ENTRIES PROVIDED:
►

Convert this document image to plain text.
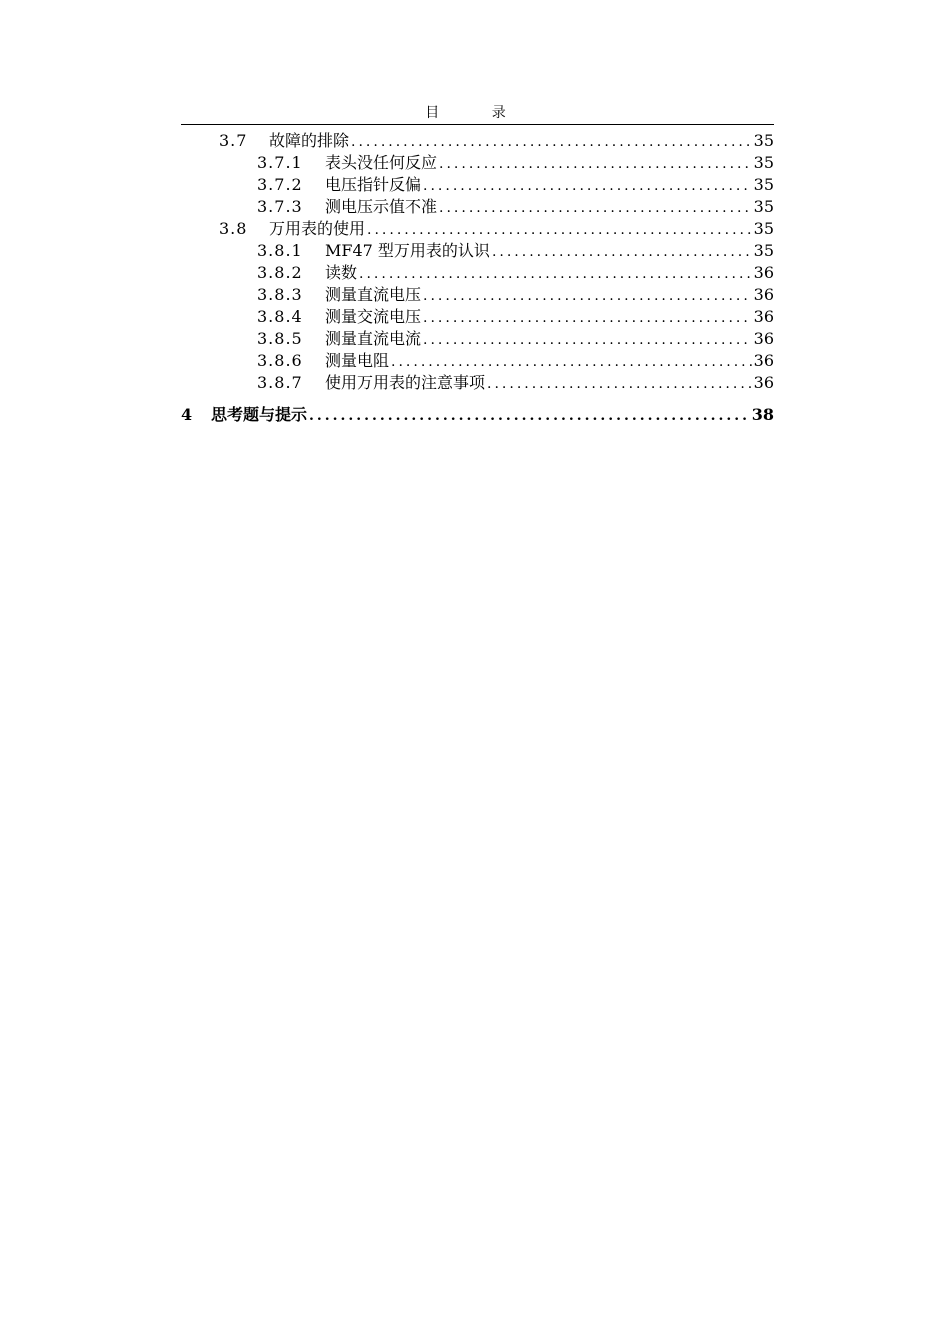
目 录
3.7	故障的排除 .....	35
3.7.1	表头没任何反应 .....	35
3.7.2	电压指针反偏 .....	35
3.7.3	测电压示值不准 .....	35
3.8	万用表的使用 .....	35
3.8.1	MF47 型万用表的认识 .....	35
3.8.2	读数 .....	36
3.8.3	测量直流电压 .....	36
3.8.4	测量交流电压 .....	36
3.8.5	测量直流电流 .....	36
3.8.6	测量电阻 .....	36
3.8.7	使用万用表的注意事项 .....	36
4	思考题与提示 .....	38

◄

Nothing in the entries should change as you copy them, except that the pictures are left out.

REPLY:
Convert this document image to plain text.
目 录
3.7	故障的排除 .....	35
3.7.1	表头没任何反应 .....	35
3.7.2	电压指针反偏 .....	35
3.7.3	测电压示值不准 .....	35
3.8	万用表的使用 .....	35
3.8.1	MF47 型万用表的认识 .....	35
3.8.2	读数 .....	36
3.8.3	测量直流电压 .....	36
3.8.4	测量交流电压 .....	36
3.8.5	测量直流电流 .....	36
3.8.6	测量电阻 .....	36
3.8.7	使用万用表的注意事项 .....	36
4	思考题与提示 .....	38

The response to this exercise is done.